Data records
★ ★ ★ ★ ★

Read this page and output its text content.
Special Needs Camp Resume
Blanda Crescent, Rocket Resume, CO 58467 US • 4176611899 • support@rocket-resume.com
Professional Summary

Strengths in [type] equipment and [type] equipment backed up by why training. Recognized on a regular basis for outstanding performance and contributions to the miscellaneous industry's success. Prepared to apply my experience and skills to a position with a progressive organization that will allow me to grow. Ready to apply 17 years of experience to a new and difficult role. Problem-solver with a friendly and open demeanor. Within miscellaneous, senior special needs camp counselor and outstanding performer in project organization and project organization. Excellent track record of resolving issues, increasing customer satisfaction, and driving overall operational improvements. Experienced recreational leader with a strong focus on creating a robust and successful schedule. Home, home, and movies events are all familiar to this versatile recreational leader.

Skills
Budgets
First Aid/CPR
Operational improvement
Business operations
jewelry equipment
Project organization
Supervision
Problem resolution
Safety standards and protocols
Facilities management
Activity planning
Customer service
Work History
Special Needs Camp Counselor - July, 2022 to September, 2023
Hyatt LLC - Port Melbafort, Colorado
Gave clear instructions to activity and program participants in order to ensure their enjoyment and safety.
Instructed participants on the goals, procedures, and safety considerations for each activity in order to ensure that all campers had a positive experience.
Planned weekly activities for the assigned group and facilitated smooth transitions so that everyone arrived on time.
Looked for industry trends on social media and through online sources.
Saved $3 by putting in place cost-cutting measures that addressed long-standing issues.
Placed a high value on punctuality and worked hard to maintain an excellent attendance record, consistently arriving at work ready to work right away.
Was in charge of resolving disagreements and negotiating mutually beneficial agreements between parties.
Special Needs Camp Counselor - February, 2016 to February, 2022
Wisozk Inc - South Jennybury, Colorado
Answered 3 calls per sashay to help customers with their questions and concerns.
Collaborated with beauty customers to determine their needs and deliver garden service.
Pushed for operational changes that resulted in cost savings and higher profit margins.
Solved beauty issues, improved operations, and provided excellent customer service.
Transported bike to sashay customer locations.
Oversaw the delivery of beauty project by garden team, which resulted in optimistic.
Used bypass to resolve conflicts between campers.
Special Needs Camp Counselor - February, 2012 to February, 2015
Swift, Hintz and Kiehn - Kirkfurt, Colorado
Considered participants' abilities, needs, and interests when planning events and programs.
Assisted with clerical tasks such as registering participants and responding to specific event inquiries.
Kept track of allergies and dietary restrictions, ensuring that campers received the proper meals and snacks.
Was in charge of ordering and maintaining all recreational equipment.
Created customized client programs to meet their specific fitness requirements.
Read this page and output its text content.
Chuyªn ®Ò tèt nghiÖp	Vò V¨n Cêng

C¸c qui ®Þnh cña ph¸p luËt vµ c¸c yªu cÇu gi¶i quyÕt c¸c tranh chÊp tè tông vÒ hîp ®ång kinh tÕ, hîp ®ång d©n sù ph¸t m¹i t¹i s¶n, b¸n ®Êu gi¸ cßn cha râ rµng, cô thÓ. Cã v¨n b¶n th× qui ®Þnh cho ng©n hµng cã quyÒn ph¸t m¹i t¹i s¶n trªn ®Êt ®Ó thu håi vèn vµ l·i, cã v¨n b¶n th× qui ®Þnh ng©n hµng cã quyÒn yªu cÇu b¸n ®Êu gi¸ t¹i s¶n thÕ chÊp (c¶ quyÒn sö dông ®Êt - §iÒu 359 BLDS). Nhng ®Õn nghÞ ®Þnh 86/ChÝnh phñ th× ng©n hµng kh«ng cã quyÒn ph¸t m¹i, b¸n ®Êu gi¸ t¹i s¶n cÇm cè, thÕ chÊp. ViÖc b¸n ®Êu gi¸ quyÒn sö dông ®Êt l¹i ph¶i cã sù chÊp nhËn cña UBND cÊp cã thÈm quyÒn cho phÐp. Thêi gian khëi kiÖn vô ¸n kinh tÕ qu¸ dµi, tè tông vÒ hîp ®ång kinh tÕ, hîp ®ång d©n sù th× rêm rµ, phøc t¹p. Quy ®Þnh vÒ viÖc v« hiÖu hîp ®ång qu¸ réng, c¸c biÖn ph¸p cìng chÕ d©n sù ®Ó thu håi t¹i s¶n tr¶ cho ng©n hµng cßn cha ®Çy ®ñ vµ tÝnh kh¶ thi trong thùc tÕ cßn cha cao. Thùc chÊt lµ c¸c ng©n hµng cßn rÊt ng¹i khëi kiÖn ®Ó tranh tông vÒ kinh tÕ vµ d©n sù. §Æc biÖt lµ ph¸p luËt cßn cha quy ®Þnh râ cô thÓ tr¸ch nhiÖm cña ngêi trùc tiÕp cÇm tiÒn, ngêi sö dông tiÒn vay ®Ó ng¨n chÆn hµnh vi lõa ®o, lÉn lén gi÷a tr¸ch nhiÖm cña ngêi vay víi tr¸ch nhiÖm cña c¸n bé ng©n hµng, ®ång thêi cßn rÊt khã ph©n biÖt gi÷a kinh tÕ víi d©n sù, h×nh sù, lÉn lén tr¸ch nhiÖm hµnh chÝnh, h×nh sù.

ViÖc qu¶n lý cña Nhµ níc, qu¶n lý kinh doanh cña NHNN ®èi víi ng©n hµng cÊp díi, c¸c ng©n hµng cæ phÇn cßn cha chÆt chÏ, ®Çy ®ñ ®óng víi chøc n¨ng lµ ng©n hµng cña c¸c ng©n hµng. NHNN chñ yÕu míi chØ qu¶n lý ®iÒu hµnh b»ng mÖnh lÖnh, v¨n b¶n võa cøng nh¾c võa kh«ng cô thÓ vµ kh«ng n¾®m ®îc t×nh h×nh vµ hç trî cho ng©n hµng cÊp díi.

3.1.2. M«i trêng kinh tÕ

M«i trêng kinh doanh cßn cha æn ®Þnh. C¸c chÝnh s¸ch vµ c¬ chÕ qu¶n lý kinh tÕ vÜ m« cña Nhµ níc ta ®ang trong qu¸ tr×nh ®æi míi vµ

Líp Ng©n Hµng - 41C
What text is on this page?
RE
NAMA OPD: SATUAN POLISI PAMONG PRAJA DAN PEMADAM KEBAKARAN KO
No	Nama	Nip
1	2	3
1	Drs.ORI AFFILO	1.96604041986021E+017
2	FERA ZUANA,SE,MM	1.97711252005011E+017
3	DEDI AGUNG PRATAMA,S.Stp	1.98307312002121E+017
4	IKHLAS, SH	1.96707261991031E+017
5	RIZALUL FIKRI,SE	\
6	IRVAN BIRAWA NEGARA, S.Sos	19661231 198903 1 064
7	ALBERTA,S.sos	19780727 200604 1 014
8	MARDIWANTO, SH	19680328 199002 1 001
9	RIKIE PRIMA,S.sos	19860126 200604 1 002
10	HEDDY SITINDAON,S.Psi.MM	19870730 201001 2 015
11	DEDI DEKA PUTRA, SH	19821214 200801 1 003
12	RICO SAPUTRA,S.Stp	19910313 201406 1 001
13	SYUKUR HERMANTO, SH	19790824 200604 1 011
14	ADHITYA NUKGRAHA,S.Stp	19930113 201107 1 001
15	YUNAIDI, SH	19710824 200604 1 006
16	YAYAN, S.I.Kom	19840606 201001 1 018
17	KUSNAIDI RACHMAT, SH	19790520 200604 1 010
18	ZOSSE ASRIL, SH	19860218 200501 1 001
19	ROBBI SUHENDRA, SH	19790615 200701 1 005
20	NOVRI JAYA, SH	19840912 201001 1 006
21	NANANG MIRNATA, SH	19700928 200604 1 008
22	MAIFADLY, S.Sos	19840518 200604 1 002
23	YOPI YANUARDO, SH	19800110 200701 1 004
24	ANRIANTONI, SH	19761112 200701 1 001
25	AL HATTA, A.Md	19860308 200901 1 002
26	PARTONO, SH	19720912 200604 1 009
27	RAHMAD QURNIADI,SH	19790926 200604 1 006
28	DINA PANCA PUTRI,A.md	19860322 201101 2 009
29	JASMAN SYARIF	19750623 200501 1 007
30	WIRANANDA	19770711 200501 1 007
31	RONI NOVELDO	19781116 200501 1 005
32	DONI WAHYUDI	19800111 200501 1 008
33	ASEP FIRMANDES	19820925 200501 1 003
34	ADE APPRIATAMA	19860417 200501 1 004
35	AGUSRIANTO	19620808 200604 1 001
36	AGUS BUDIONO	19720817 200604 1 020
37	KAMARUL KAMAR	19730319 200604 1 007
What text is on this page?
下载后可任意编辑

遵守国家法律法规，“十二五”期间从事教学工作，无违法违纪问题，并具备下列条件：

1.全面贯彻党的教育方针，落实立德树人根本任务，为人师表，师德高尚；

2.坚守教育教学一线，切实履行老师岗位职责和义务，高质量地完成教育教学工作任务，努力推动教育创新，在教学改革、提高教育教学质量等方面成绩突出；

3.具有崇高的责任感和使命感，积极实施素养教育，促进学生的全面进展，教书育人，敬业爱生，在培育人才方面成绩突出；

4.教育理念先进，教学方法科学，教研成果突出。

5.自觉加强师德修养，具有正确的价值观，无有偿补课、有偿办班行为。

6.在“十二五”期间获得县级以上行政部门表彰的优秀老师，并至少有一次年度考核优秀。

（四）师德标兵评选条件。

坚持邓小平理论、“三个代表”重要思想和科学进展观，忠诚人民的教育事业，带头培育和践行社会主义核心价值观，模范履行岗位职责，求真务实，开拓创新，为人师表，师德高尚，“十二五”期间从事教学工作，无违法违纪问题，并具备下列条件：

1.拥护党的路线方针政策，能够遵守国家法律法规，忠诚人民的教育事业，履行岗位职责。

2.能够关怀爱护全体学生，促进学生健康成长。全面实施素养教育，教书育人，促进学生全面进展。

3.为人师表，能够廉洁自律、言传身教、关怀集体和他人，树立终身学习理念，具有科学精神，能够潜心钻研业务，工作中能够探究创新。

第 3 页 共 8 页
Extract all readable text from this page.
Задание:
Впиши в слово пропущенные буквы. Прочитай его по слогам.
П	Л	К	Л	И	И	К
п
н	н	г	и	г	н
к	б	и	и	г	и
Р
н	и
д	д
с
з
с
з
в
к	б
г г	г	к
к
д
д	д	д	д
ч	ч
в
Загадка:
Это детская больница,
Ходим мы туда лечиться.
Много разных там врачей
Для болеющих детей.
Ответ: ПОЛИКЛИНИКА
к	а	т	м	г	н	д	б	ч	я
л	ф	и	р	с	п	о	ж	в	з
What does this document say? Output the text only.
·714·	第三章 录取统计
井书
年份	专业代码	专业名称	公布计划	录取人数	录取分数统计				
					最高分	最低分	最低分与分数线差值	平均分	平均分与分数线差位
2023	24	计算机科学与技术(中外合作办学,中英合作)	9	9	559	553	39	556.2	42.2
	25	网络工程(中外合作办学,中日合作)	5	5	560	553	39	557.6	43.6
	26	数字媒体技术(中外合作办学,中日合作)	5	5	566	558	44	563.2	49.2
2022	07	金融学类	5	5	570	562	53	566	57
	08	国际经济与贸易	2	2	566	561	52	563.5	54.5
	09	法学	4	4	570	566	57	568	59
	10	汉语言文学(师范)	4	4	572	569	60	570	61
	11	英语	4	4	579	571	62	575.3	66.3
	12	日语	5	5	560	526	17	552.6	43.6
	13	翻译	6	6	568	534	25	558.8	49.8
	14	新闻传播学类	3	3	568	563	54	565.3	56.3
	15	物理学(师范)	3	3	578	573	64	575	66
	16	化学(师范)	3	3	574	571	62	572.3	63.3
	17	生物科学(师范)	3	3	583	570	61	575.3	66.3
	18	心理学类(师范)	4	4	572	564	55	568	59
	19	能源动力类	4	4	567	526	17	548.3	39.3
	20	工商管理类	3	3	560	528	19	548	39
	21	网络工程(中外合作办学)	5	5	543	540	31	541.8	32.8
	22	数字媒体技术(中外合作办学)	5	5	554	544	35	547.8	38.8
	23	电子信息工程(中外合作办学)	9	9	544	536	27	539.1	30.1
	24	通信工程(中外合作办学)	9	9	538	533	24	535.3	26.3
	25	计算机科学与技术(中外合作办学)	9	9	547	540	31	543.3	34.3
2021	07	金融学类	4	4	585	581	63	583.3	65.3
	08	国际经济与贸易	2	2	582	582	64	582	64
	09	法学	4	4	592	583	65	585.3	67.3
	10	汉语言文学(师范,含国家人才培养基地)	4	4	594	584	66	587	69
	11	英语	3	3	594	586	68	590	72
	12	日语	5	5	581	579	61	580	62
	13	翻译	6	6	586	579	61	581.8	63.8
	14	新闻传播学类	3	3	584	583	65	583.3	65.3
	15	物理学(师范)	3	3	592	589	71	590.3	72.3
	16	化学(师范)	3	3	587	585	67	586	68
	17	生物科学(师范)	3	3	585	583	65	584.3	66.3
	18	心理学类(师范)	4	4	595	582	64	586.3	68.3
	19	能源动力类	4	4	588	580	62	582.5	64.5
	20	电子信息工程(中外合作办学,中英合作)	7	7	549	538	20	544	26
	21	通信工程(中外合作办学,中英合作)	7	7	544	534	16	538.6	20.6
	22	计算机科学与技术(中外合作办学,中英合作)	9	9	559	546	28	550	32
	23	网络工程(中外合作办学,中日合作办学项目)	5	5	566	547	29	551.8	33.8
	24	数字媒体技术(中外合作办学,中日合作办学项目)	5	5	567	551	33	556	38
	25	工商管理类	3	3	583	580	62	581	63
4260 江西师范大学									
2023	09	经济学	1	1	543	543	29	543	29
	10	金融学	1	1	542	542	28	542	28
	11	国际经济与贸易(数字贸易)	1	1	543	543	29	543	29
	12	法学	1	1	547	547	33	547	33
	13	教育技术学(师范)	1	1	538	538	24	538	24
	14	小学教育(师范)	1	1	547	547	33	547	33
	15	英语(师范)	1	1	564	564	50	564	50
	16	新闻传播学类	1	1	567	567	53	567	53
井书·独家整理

★ ★ ★ ★ ★

* **GIVEN TASK**
Return every line containing "February".

* **RESPONSE FOR THIS EXERCISE**
Special Needs Camp Counselor - February, 2016 to February, 2022
Special Needs Camp Counselor - February, 2012 to February, 2015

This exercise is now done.